## Problem to work on
Your task is to extract every line from the material below exactly.

[Figure record listings]
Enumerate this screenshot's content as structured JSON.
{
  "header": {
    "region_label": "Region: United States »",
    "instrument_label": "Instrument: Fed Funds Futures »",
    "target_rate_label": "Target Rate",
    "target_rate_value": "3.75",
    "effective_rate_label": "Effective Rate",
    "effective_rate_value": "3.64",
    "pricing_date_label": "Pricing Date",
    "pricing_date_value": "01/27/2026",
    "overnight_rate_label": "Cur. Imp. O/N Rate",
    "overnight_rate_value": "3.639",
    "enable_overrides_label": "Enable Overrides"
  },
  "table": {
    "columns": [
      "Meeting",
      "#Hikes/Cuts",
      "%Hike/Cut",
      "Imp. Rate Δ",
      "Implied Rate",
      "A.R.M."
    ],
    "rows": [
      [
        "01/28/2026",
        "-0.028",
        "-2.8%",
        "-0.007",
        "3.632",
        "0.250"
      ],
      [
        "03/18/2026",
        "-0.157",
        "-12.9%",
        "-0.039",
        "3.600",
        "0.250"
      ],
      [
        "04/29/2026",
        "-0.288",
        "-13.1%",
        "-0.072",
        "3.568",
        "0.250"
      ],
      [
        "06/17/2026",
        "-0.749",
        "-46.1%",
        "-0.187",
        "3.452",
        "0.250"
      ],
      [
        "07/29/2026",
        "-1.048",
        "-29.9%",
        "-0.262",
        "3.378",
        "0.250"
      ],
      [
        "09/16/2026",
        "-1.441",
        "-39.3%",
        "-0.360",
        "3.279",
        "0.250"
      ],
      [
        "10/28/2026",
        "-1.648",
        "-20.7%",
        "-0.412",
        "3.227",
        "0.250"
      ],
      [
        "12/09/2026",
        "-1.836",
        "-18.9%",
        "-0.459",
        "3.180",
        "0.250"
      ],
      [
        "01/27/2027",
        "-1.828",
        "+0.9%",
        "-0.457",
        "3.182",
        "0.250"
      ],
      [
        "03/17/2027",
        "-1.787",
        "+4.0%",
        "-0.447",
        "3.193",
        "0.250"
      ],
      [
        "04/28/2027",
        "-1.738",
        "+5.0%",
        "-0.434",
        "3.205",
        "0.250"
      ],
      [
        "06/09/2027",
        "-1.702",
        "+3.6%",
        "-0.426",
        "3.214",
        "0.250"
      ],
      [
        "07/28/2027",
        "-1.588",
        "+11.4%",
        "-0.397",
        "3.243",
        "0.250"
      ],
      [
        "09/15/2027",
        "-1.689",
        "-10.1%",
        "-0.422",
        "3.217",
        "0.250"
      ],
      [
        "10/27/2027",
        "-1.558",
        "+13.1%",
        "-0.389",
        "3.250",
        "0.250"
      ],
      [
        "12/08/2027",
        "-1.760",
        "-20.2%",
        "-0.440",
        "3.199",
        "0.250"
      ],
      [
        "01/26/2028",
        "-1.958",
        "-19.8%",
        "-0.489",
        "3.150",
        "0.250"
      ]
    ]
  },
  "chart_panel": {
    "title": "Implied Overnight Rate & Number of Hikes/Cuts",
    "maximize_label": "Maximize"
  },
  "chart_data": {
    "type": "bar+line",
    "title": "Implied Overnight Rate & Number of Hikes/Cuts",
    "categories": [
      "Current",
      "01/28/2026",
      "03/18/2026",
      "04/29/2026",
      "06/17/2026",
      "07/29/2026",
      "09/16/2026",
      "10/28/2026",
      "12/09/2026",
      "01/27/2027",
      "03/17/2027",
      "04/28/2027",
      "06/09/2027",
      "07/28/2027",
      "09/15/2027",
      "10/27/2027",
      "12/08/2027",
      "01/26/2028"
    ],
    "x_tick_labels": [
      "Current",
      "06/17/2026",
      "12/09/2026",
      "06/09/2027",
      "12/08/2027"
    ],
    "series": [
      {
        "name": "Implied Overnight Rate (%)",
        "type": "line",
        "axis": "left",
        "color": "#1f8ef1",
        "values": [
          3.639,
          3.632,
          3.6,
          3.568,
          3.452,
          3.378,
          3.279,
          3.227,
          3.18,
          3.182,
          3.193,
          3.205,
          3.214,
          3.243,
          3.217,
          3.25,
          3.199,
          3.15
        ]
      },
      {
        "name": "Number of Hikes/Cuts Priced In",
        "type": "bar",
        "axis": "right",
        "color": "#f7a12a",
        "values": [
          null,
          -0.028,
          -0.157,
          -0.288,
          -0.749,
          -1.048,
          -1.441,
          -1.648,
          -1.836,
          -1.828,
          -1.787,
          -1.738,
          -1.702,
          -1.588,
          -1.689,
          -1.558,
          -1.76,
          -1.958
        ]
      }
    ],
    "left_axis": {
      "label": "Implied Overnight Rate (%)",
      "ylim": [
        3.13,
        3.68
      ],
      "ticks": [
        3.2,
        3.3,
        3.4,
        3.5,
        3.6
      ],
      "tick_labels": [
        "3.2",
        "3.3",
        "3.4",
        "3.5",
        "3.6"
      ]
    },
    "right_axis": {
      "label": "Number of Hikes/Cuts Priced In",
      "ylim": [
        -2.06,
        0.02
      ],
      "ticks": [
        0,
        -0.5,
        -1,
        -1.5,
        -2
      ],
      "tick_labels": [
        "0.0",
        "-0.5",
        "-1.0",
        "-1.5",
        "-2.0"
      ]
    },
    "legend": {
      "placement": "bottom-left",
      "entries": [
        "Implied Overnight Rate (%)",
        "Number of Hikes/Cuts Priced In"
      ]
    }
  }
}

## Answer to the exercise
Enumerate this screenshot's content as structured JSON.
{
  "header": {
    "region_label": "Region: United States »",
    "instrument_label": "Instrument: Fed Funds Futures »",
    "target_rate_label": "Target Rate",
    "target_rate_value": "3.75",
    "effective_rate_label": "Effective Rate",
    "effective_rate_value": "3.64",
    "pricing_date_label": "Pricing Date",
    "pricing_date_value": "01/27/2026",
    "overnight_rate_label": "Cur. Imp. O/N Rate",
    "overnight_rate_value": "3.639",
    "enable_overrides_label": "Enable Overrides"
  },
  "table": {
    "columns": [
      "Meeting",
      "#Hikes/Cuts",
      "%Hike/Cut",
      "Imp. Rate Δ",
      "Implied Rate",
      "A.R.M."
    ],
    "rows": [
      [
        "01/28/2026",
        "-0.028",
        "-2.8%",
        "-0.007",
        "3.632",
        "0.250"
      ],
      [
        "03/18/2026",
        "-0.157",
        "-12.9%",
        "-0.039",
        "3.600",
        "0.250"
      ],
      [
        "04/29/2026",
        "-0.288",
        "-13.1%",
        "-0.072",
        "3.568",
        "0.250"
      ],
      [
        "06/17/2026",
        "-0.749",
        "-46.1%",
        "-0.187",
        "3.452",
        "0.250"
      ],
      [
        "07/29/2026",
        "-1.048",
        "-29.9%",
        "-0.262",
        "3.378",
        "0.250"
      ],
      [
        "09/16/2026",
        "-1.441",
        "-39.3%",
        "-0.360",
        "3.279",
        "0.250"
      ],
      [
        "10/28/2026",
        "-1.648",
        "-20.7%",
        "-0.412",
        "3.227",
        "0.250"
      ],
      [
        "12/09/2026",
        "-1.836",
        "-18.9%",
        "-0.459",
        "3.180",
        "0.250"
      ],
      [
        "01/27/2027",
        "-1.828",
        "+0.9%",
        "-0.457",
        "3.182",
        "0.250"
      ],
      [
        "03/17/2027",
        "-1.787",
        "+4.0%",
        "-0.447",
        "3.193",
        "0.250"
      ],
      [
        "04/28/2027",
        "-1.738",
        "+5.0%",
        "-0.434",
        "3.205",
        "0.250"
      ],
      [
        "06/09/2027",
        "-1.702",
        "+3.6%",
        "-0.426",
        "3.214",
        "0.250"
      ],
      [
        "07/28/2027",
        "-1.588",
        "+11.4%",
        "-0.397",
        "3.243",
        "0.250"
      ],
      [
        "09/15/2027",
        "-1.689",
        "-10.1%",
        "-0.422",
        "3.217",
        "0.250"
      ],
      [
        "10/27/2027",
        "-1.558",
        "+13.1%",
        "-0.389",
        "3.250",
        "0.250"
      ],
      [
        "12/08/2027",
        "-1.760",
        "-20.2%",
        "-0.440",
        "3.199",
        "0.250"
      ],
      [
        "01/26/2028",
        "-1.958",
        "-19.8%",
        "-0.489",
        "3.150",
        "0.250"
      ]
    ]
  },
  "chart_panel": {
    "title": "Implied Overnight Rate & Number of Hikes/Cuts",
    "maximize_label": "Maximize"
  },
  "chart_data": {
    "type": "bar+line",
    "title": "Implied Overnight Rate & Number of Hikes/Cuts",
    "categories": [
      "Current",
      "01/28/2026",
      "03/18/2026",
      "04/29/2026",
      "06/17/2026",
      "07/29/2026",
      "09/16/2026",
      "10/28/2026",
      "12/09/2026",
      "01/27/2027",
      "03/17/2027",
      "04/28/2027",
      "06/09/2027",
      "07/28/2027",
      "09/15/2027",
      "10/27/2027",
      "12/08/2027",
      "01/26/2028"
    ],
    "x_tick_labels": [
      "Current",
      "06/17/2026",
      "12/09/2026",
      "06/09/2027",
      "12/08/2027"
    ],
    "series": [
      {
        "name": "Implied Overnight Rate (%)",
        "type": "line",
        "axis": "left",
        "color": "#1f8ef1",
        "values": [
          3.639,
          3.632,
          3.6,
          3.568,
          3.452,
          3.378,
          3.279,
          3.227,
          3.18,
          3.182,
          3.193,
          3.205,
          3.214,
          3.243,
          3.217,
          3.25,
          3.199,
          3.15
        ]
      },
      {
        "name": "Number of Hikes/Cuts Priced In",
        "type": "bar",
        "axis": "right",
        "color": "#f7a12a",
        "values": [
          null,
          -0.028,
          -0.157,
          -0.288,
          -0.749,
          -1.048,
          -1.441,
          -1.648,
          -1.836,
          -1.828,
          -1.787,
          -1.738,
          -1.702,
          -1.588,
          -1.689,
          -1.558,
          -1.76,
          -1.958
        ]
      }
    ],
    "left_axis": {
      "label": "Implied Overnight Rate (%)",
      "ylim": [
        3.13,
        3.68
      ],
      "ticks": [
        3.2,
        3.3,
        3.4,
        3.5,
        3.6
      ],
      "tick_labels": [
        "3.2",
        "3.3",
        "3.4",
        "3.5",
        "3.6"
      ]
    },
    "right_axis": {
      "label": "Number of Hikes/Cuts Priced In",
      "ylim": [
        -2.06,
        0.02
      ],
      "ticks": [
        0,
        -0.5,
        -1,
        -1.5,
        -2
      ],
      "tick_labels": [
        "0.0",
        "-0.5",
        "-1.0",
        "-1.5",
        "-2.0"
      ]
    },
    "legend": {
      "placement": "bottom-left",
      "entries": [
        "Implied Overnight Rate (%)",
        "Number of Hikes/Cuts Priced In"
      ]
    }
  }
}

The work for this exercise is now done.